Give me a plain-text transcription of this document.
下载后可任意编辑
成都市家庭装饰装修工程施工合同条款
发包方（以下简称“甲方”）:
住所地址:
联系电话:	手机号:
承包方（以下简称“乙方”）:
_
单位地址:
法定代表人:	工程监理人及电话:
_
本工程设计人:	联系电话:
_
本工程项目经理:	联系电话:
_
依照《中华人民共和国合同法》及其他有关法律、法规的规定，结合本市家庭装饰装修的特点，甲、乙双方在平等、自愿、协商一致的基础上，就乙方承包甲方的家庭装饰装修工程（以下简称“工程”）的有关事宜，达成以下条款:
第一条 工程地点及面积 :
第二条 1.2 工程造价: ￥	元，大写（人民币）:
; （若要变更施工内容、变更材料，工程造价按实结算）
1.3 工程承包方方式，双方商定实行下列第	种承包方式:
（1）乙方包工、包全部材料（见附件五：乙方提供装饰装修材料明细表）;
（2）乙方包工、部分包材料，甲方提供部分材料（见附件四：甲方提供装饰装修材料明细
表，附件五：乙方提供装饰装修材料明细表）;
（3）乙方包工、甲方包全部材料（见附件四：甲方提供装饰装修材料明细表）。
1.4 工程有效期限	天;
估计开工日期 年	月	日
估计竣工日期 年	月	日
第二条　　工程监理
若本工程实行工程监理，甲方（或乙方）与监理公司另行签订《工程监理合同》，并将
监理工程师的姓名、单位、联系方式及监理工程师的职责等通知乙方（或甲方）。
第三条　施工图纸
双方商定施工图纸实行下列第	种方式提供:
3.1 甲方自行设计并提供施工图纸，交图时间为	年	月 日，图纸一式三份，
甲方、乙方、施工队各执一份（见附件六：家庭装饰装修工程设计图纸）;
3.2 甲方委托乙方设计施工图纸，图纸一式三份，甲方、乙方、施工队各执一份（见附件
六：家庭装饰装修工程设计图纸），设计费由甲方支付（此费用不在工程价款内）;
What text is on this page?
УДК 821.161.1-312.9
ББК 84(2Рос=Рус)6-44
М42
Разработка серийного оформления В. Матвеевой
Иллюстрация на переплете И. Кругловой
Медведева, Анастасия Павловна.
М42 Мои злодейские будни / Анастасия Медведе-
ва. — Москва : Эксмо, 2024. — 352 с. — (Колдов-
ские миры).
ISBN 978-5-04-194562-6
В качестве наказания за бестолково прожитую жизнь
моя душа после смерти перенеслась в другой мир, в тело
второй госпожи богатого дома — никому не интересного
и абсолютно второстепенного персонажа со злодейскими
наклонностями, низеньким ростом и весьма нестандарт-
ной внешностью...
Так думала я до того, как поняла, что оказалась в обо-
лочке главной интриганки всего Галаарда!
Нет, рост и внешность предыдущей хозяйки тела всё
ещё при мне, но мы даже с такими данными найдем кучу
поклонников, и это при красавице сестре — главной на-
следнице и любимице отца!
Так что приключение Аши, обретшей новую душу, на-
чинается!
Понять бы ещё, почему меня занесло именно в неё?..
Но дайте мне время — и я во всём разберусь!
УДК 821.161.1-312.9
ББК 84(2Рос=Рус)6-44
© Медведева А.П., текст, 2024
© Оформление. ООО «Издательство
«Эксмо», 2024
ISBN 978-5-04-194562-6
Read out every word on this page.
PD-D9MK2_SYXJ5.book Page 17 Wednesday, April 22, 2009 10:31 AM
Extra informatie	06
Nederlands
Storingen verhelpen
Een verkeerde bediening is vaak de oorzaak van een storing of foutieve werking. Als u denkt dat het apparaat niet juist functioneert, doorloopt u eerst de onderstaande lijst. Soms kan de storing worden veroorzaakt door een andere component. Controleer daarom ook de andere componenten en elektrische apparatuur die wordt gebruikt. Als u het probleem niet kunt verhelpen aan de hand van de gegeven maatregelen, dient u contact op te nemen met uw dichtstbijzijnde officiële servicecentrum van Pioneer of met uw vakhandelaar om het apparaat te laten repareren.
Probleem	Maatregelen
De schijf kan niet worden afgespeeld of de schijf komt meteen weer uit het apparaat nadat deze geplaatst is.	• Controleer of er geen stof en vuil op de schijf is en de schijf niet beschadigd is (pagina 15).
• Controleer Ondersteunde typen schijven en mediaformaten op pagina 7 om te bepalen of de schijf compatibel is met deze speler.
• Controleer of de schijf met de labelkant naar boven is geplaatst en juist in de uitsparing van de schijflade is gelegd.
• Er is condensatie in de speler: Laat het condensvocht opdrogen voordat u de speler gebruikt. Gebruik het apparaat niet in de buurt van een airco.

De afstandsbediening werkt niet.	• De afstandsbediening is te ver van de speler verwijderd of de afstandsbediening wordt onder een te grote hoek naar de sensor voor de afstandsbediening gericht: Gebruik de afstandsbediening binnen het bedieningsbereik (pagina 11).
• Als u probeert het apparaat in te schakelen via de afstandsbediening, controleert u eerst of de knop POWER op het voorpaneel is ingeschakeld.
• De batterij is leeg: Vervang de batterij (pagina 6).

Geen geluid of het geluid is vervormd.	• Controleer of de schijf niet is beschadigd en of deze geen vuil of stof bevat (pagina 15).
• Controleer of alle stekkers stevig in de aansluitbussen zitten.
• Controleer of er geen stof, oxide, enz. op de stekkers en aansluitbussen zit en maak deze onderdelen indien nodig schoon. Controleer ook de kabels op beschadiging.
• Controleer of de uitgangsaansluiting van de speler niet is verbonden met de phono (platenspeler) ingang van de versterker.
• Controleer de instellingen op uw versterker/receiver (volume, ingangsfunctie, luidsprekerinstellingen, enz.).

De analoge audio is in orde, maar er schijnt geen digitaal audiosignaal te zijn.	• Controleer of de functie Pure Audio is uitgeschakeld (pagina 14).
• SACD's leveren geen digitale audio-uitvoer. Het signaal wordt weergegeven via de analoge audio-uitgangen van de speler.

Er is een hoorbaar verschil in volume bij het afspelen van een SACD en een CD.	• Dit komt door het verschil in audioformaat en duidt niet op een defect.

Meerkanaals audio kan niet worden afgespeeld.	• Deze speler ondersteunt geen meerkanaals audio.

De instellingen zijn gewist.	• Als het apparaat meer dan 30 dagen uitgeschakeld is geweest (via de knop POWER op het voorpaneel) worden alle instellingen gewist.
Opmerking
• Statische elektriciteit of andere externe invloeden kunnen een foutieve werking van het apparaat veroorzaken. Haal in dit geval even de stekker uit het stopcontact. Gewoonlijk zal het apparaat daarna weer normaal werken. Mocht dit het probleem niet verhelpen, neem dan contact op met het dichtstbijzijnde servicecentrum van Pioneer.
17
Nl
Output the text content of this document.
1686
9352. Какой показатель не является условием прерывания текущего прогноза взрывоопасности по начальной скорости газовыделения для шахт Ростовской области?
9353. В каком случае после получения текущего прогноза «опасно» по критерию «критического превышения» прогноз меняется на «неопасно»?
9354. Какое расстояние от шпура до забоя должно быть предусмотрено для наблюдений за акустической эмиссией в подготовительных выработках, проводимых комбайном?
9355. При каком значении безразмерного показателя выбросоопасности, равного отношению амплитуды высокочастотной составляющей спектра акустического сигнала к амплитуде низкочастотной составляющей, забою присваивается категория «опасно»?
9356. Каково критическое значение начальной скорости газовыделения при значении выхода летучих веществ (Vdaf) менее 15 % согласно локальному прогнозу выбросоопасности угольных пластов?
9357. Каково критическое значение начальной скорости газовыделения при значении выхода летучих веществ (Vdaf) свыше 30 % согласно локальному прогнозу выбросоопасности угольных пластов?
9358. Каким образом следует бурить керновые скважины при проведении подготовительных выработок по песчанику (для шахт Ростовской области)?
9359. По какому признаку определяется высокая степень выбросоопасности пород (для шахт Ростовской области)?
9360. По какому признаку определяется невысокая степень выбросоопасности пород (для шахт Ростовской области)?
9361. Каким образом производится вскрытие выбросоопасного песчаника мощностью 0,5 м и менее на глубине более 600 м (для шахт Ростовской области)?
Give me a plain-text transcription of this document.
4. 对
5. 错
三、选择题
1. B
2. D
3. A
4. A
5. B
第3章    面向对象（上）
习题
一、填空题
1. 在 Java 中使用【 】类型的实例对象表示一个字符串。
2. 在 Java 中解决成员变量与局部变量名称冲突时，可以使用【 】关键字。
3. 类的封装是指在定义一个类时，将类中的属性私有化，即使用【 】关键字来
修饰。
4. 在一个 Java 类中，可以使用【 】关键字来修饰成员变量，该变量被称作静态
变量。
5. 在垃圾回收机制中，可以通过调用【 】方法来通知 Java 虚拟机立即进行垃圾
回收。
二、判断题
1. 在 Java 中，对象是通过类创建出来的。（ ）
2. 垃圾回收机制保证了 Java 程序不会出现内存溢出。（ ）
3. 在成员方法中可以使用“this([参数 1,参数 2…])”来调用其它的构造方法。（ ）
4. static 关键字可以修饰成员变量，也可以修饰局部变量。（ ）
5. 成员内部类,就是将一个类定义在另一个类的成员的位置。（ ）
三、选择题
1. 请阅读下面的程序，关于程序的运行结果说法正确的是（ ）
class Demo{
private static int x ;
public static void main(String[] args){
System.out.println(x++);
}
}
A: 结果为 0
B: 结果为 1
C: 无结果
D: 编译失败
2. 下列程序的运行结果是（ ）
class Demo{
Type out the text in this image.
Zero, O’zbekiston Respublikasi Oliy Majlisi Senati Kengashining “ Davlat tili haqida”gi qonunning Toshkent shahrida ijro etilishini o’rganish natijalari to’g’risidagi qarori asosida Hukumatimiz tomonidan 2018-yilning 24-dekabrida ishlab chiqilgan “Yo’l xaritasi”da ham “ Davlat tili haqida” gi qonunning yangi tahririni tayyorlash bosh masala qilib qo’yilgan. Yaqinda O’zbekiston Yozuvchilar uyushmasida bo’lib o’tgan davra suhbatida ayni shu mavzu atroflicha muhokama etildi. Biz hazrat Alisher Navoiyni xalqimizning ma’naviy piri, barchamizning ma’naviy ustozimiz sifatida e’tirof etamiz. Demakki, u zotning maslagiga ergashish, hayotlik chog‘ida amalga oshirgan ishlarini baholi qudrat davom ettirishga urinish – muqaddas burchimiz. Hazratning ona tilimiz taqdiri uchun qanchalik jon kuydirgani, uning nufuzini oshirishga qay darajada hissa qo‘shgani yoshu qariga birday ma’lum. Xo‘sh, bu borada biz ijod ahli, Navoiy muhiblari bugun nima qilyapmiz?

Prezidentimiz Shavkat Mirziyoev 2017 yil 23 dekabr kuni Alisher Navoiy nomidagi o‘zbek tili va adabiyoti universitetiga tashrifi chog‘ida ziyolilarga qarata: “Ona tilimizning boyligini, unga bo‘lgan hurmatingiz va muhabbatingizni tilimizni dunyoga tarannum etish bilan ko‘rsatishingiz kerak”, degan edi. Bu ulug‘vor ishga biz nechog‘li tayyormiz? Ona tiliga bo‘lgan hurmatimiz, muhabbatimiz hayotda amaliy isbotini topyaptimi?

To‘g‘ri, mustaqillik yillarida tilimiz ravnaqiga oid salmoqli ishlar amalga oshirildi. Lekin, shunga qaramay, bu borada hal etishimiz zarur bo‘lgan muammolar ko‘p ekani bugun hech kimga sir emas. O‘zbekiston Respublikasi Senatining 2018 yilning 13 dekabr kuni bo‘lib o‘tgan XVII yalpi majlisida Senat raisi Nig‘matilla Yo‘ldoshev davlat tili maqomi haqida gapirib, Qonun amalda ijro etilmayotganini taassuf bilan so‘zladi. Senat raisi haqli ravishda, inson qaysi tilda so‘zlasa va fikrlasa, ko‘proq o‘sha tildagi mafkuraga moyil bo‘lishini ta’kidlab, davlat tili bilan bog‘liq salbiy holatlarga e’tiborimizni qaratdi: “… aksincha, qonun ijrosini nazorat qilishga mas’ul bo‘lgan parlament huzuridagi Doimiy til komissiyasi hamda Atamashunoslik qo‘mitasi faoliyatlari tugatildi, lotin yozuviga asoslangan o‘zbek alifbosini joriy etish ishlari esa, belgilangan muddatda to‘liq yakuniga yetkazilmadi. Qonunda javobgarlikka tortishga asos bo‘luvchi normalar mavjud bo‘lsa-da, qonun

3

:::::

■ **Work to complete**:
Return only the count of lines in the records that hold the word "schijf".

■ **Worked solution**:
4